---------- Data in this exercise

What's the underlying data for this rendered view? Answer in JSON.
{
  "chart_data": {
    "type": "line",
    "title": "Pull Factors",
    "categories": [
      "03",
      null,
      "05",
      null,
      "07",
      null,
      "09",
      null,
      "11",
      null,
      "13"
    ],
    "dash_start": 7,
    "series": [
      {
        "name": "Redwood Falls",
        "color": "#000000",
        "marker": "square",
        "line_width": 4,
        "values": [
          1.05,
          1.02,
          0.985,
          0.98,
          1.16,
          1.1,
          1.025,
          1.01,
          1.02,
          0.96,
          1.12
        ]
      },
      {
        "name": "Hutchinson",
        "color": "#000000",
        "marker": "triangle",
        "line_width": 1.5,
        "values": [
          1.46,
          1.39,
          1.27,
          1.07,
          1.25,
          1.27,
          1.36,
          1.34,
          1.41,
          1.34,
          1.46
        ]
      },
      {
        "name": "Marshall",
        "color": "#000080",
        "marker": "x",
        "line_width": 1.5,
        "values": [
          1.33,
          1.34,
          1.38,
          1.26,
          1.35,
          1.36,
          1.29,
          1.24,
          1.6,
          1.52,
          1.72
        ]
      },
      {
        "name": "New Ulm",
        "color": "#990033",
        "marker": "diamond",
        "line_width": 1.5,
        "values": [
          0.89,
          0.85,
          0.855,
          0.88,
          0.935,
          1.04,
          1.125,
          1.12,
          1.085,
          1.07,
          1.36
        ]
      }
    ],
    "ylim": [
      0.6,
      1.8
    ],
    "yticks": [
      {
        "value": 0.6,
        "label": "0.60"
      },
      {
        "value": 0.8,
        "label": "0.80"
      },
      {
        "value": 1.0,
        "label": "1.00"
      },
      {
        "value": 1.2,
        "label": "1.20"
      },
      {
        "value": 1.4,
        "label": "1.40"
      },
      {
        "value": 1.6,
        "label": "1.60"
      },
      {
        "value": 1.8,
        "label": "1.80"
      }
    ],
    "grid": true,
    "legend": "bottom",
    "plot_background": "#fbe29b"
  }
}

--------------------

Output all of the material exactly as written.

What's the underlying data for this rendered view? Answer in JSON.
{
  "chart_data": {
    "type": "line",
    "title": "Pull Factors",
    "categories": [
      "03",
      null,
      "05",
      null,
      "07",
      null,
      "09",
      null,
      "11",
      null,
      "13"
    ],
    "dash_start": 7,
    "series": [
      {
        "name": "Redwood Falls",
        "color": "#000000",
        "marker": "square",
        "line_width": 4,
        "values": [
          1.05,
          1.02,
          0.985,
          0.98,
          1.16,
          1.1,
          1.025,
          1.01,
          1.02,
          0.96,
          1.12
        ]
      },
      {
        "name": "Hutchinson",
        "color": "#000000",
        "marker": "triangle",
        "line_width": 1.5,
        "values": [
          1.46,
          1.39,
          1.27,
          1.07,
          1.25,
          1.27,
          1.36,
          1.34,
          1.41,
          1.34,
          1.46
        ]
      },
      {
        "name": "Marshall",
        "color": "#000080",
        "marker": "x",
        "line_width": 1.5,
        "values": [
          1.33,
          1.34,
          1.38,
          1.26,
          1.35,
          1.36,
          1.29,
          1.24,
          1.6,
          1.52,
          1.72
        ]
      },
      {
        "name": "New Ulm",
        "color": "#990033",
        "marker": "diamond",
        "line_width": 1.5,
        "values": [
          0.89,
          0.85,
          0.855,
          0.88,
          0.935,
          1.04,
          1.125,
          1.12,
          1.085,
          1.07,
          1.36
        ]
      }
    ],
    "ylim": [
      0.6,
      1.8
    ],
    "yticks": [
      {
        "value": 0.6,
        "label": "0.60"
      },
      {
        "value": 0.8,
        "label": "0.80"
      },
      {
        "value": 1.0,
        "label": "1.00"
      },
      {
        "value": 1.2,
        "label": "1.20"
      },
      {
        "value": 1.4,
        "label": "1.40"
      },
      {
        "value": 1.6,
        "label": "1.60"
      },
      {
        "value": 1.8,
        "label": "1.80"
      }
    ],
    "grid": true,
    "legend": "bottom",
    "plot_background": "#fbe29b"
  }
}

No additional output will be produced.